• Work to complete
Using the data below, gather each line that includes the word "Argo".

• Task inputs
------------------------------------

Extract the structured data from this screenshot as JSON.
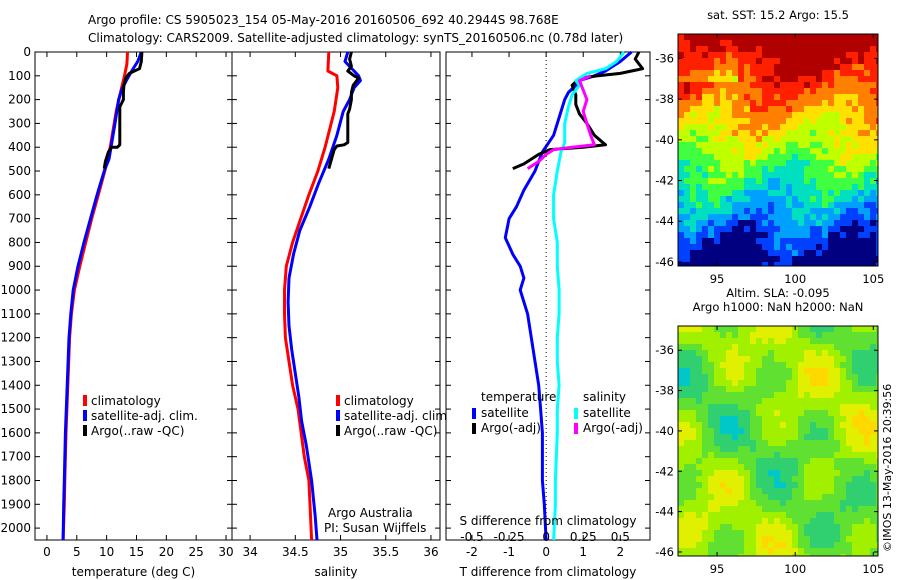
{
  "header": {
    "line1": "Argo profile: CS 5905023_154 05-May-2016 20160506_692 40.2944S 98.768E",
    "line2": "Climatology: CARS2009. Satellite-adjusted climatology: synTS_20160506.nc (0.78d later)"
  },
  "side_text": "©IMOS 13-May-2016 20:39:56",
  "chart_data": [
    {
      "type": "line",
      "id": "temperature",
      "xlabel": "temperature (deg C)",
      "ylabel": "",
      "xlim": [
        -2,
        31
      ],
      "ylim": [
        2050,
        0
      ],
      "xticks": [
        0,
        5,
        10,
        15,
        20,
        25,
        30
      ],
      "yticks": [
        0,
        100,
        200,
        300,
        400,
        500,
        600,
        700,
        800,
        900,
        1000,
        1100,
        1200,
        1300,
        1400,
        1500,
        1600,
        1700,
        1800,
        1900,
        2000
      ],
      "legend": [
        "climatology",
        "satellite-adj. clim.",
        "Argo(..raw -QC)"
      ],
      "series": [
        {
          "name": "climatology",
          "color": "#ff0000",
          "points": [
            [
              13.5,
              0
            ],
            [
              13.4,
              50
            ],
            [
              13.0,
              100
            ],
            [
              12.5,
              150
            ],
            [
              11.6,
              250
            ],
            [
              10.6,
              400
            ],
            [
              9.7,
              500
            ],
            [
              8.6,
              600
            ],
            [
              7.5,
              700
            ],
            [
              6.5,
              800
            ],
            [
              5.5,
              900
            ],
            [
              4.6,
              1000
            ],
            [
              4.1,
              1100
            ],
            [
              3.8,
              1200
            ],
            [
              3.5,
              1400
            ],
            [
              3.2,
              1600
            ],
            [
              3.0,
              1800
            ],
            [
              2.9,
              1900
            ],
            [
              2.7,
              2050
            ]
          ]
        },
        {
          "name": "satellite-adj. clim.",
          "color": "#0000ff",
          "points": [
            [
              15.8,
              0
            ],
            [
              15.2,
              40
            ],
            [
              14.2,
              80
            ],
            [
              13.3,
              120
            ],
            [
              12.5,
              160
            ],
            [
              12.0,
              200
            ],
            [
              11.4,
              300
            ],
            [
              10.4,
              450
            ],
            [
              9.6,
              500
            ],
            [
              8.4,
              600
            ],
            [
              7.3,
              700
            ],
            [
              6.2,
              800
            ],
            [
              5.2,
              900
            ],
            [
              4.4,
              1000
            ],
            [
              4.0,
              1100
            ],
            [
              3.7,
              1200
            ],
            [
              3.4,
              1400
            ],
            [
              3.1,
              1600
            ],
            [
              2.9,
              1800
            ],
            [
              2.8,
              1900
            ],
            [
              2.7,
              2050
            ]
          ]
        },
        {
          "name": "Argo(..raw -QC)",
          "color": "#000000",
          "points": [
            [
              15.9,
              0
            ],
            [
              15.8,
              40
            ],
            [
              15.5,
              70
            ],
            [
              13.8,
              90
            ],
            [
              13.2,
              110
            ],
            [
              12.9,
              140
            ],
            [
              12.8,
              170
            ],
            [
              12.8,
              200
            ],
            [
              12.6,
              210
            ],
            [
              12.2,
              230
            ],
            [
              12.2,
              350
            ],
            [
              12.2,
              390
            ],
            [
              11.8,
              400
            ],
            [
              10.8,
              400
            ],
            [
              10.3,
              420
            ],
            [
              9.8,
              460
            ],
            [
              9.6,
              490
            ]
          ]
        }
      ]
    },
    {
      "type": "line",
      "id": "salinity",
      "xlabel": "salinity",
      "xlim": [
        33.8,
        36.1
      ],
      "ylim": [
        2050,
        0
      ],
      "xticks": [
        34,
        34.5,
        35,
        35.5,
        36
      ],
      "legend": [
        "climatology",
        "satellite-adj. clim.",
        "Argo(..raw -QC)"
      ],
      "annotation": [
        "Argo Australia",
        "PI: Susan Wijffels"
      ],
      "series": [
        {
          "name": "climatology",
          "color": "#ff0000",
          "points": [
            [
              34.87,
              0
            ],
            [
              34.86,
              80
            ],
            [
              34.96,
              100
            ],
            [
              34.97,
              150
            ],
            [
              34.93,
              250
            ],
            [
              34.83,
              400
            ],
            [
              34.75,
              500
            ],
            [
              34.65,
              600
            ],
            [
              34.56,
              700
            ],
            [
              34.47,
              800
            ],
            [
              34.4,
              900
            ],
            [
              34.38,
              1000
            ],
            [
              34.38,
              1100
            ],
            [
              34.39,
              1200
            ],
            [
              34.43,
              1300
            ],
            [
              34.47,
              1400
            ],
            [
              34.53,
              1500
            ],
            [
              34.6,
              1700
            ],
            [
              34.65,
              1800
            ],
            [
              34.68,
              2050
            ]
          ]
        },
        {
          "name": "satellite-adj. clim.",
          "color": "#0000ff",
          "points": [
            [
              35.08,
              0
            ],
            [
              35.05,
              40
            ],
            [
              35.15,
              80
            ],
            [
              35.2,
              100
            ],
            [
              35.22,
              120
            ],
            [
              35.15,
              150
            ],
            [
              35.1,
              200
            ],
            [
              35.03,
              250
            ],
            [
              34.96,
              350
            ],
            [
              34.87,
              450
            ],
            [
              34.76,
              550
            ],
            [
              34.66,
              650
            ],
            [
              34.55,
              750
            ],
            [
              34.48,
              850
            ],
            [
              34.43,
              950
            ],
            [
              34.42,
              1050
            ],
            [
              34.43,
              1150
            ],
            [
              34.46,
              1250
            ],
            [
              34.5,
              1350
            ],
            [
              34.54,
              1450
            ],
            [
              34.57,
              1550
            ],
            [
              34.62,
              1650
            ],
            [
              34.68,
              1800
            ],
            [
              34.72,
              1950
            ],
            [
              34.74,
              2050
            ]
          ]
        },
        {
          "name": "Argo(..raw -QC)",
          "color": "#000000",
          "points": [
            [
              35.12,
              0
            ],
            [
              35.1,
              30
            ],
            [
              35.12,
              60
            ],
            [
              35.08,
              80
            ],
            [
              35.15,
              100
            ],
            [
              35.2,
              110
            ],
            [
              35.14,
              140
            ],
            [
              35.12,
              170
            ],
            [
              35.12,
              200
            ],
            [
              35.1,
              240
            ],
            [
              35.08,
              260
            ],
            [
              35.08,
              380
            ],
            [
              35.04,
              390
            ],
            [
              34.96,
              395
            ],
            [
              34.93,
              410
            ],
            [
              34.9,
              450
            ],
            [
              34.87,
              490
            ]
          ]
        }
      ]
    },
    {
      "type": "line",
      "id": "difference",
      "xlabel": "T difference from climatology",
      "xlabel_top": "S difference from climatology",
      "xlim": [
        -2.7,
        2.8
      ],
      "ylim": [
        2050,
        0
      ],
      "xticks": [
        -2,
        -1,
        0,
        1,
        2
      ],
      "xticks_S": [
        -0.5,
        -0.25,
        0,
        0.25,
        0.5
      ],
      "xticks_S_labels": [
        "-0.5",
        "-0.25",
        "0",
        "0.25",
        "0.5"
      ],
      "legend_temperature": {
        "title": "temperature",
        "items": [
          "satellite",
          "Argo(-adj)"
        ]
      },
      "legend_salinity": {
        "title": "salinity",
        "items": [
          "satellite",
          "Argo(-adj)"
        ]
      },
      "series": [
        {
          "name": "temperature satellite",
          "color": "#0000ff",
          "points": [
            [
              2.3,
              0
            ],
            [
              2.0,
              40
            ],
            [
              1.6,
              80
            ],
            [
              1.3,
              100
            ],
            [
              0.9,
              120
            ],
            [
              0.8,
              140
            ],
            [
              0.6,
              170
            ],
            [
              0.5,
              200
            ],
            [
              0.4,
              250
            ],
            [
              0.3,
              300
            ],
            [
              0.2,
              350
            ],
            [
              -0.1,
              420
            ],
            [
              -0.2,
              460
            ],
            [
              -0.3,
              500
            ],
            [
              -0.6,
              580
            ],
            [
              -0.8,
              650
            ],
            [
              -1.0,
              700
            ],
            [
              -1.1,
              780
            ],
            [
              -0.9,
              850
            ],
            [
              -0.7,
              900
            ],
            [
              -0.6,
              950
            ],
            [
              -0.7,
              1000
            ],
            [
              -0.5,
              1100
            ],
            [
              -0.4,
              1200
            ],
            [
              -0.3,
              1300
            ],
            [
              -0.2,
              1400
            ],
            [
              -0.15,
              1500
            ],
            [
              -0.1,
              1600
            ],
            [
              -0.1,
              1800
            ],
            [
              -0.05,
              1900
            ],
            [
              0.0,
              2050
            ]
          ]
        },
        {
          "name": "temperature Argo(-adj)",
          "color": "#000000",
          "points": [
            [
              2.5,
              0
            ],
            [
              2.4,
              30
            ],
            [
              2.6,
              70
            ],
            [
              2.0,
              90
            ],
            [
              1.4,
              100
            ],
            [
              0.9,
              110
            ],
            [
              0.7,
              140
            ],
            [
              0.8,
              180
            ],
            [
              0.8,
              220
            ],
            [
              0.9,
              260
            ],
            [
              1.1,
              300
            ],
            [
              1.3,
              350
            ],
            [
              1.6,
              390
            ],
            [
              1.0,
              400
            ],
            [
              0.1,
              410
            ],
            [
              -0.2,
              430
            ],
            [
              -0.6,
              470
            ],
            [
              -0.9,
              490
            ]
          ]
        },
        {
          "name": "salinity satellite",
          "color": "#00ffff",
          "points": [
            [
              2.1,
              0
            ],
            [
              1.9,
              40
            ],
            [
              1.6,
              70
            ],
            [
              1.1,
              90
            ],
            [
              0.8,
              120
            ],
            [
              0.9,
              140
            ],
            [
              0.7,
              180
            ],
            [
              0.6,
              230
            ],
            [
              0.5,
              300
            ],
            [
              0.5,
              380
            ],
            [
              0.4,
              420
            ],
            [
              0.3,
              500
            ],
            [
              0.2,
              600
            ],
            [
              0.2,
              700
            ],
            [
              0.3,
              800
            ],
            [
              0.3,
              900
            ],
            [
              0.35,
              1000
            ],
            [
              0.35,
              1100
            ],
            [
              0.3,
              1200
            ],
            [
              0.3,
              1300
            ],
            [
              0.35,
              1400
            ],
            [
              0.3,
              1500
            ],
            [
              0.3,
              1600
            ],
            [
              0.25,
              1800
            ],
            [
              0.25,
              1900
            ],
            [
              0.2,
              2050
            ]
          ]
        },
        {
          "name": "salinity Argo(-adj)",
          "color": "#ff00ff",
          "points": [
            [
              1.2,
              100
            ],
            [
              0.9,
              120
            ],
            [
              1.0,
              160
            ],
            [
              1.1,
              200
            ],
            [
              1.0,
              250
            ],
            [
              1.1,
              300
            ],
            [
              1.2,
              350
            ],
            [
              1.3,
              390
            ],
            [
              0.7,
              400
            ],
            [
              0.2,
              410
            ],
            [
              0.0,
              430
            ],
            [
              -0.2,
              460
            ],
            [
              -0.5,
              490
            ]
          ]
        }
      ]
    },
    {
      "type": "heatmap",
      "id": "sst-map",
      "title": "sat. SST: 15.2 Argo: 15.5",
      "xlim": [
        92.5,
        105.3
      ],
      "ylim": [
        -46.2,
        -34.8
      ],
      "xticks": [
        95,
        100,
        105
      ],
      "yticks": [
        -36,
        -38,
        -40,
        -42,
        -44,
        -46
      ],
      "colors": [
        "#000080",
        "#0040ff",
        "#00a0ff",
        "#00e0c0",
        "#40ff40",
        "#c0ff00",
        "#ffe000",
        "#ff8000",
        "#ff2000",
        "#b00000"
      ]
    },
    {
      "type": "heatmap",
      "id": "sla-map",
      "title": "Altim. SLA: -0.095",
      "subtitle": "Argo h1000: NaN h2000: NaN",
      "xlim": [
        92.5,
        105.3
      ],
      "ylim": [
        -46.2,
        -34.8
      ],
      "xticks": [
        95,
        100,
        105
      ],
      "yticks": [
        -36,
        -38,
        -40,
        -42,
        -44,
        -46
      ],
      "colors": [
        "#00c8c8",
        "#30d070",
        "#60e030",
        "#a0f000",
        "#e0f000",
        "#ffd800"
      ]
    }
  ]
}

------------------------------------

• Response to this exercise
    "line1": "Argo profile: CS 5905023_154 05-May-2016 20160506_692 40.2944S 98.768E",
        "Argo(..raw -QC)"
          "name": "Argo(..raw -QC)",
        "Argo(..raw -QC)"
        "Argo Australia",
          "name": "Argo(..raw -QC)",
          "Argo(-adj)"
          "Argo(-adj)"
          "name": "temperature Argo(-adj)",
          "name": "salinity Argo(-adj)",
      "title": "sat. SST: 15.2 Argo: 15.5",
      "subtitle": "Argo h1000: NaN h2000: NaN",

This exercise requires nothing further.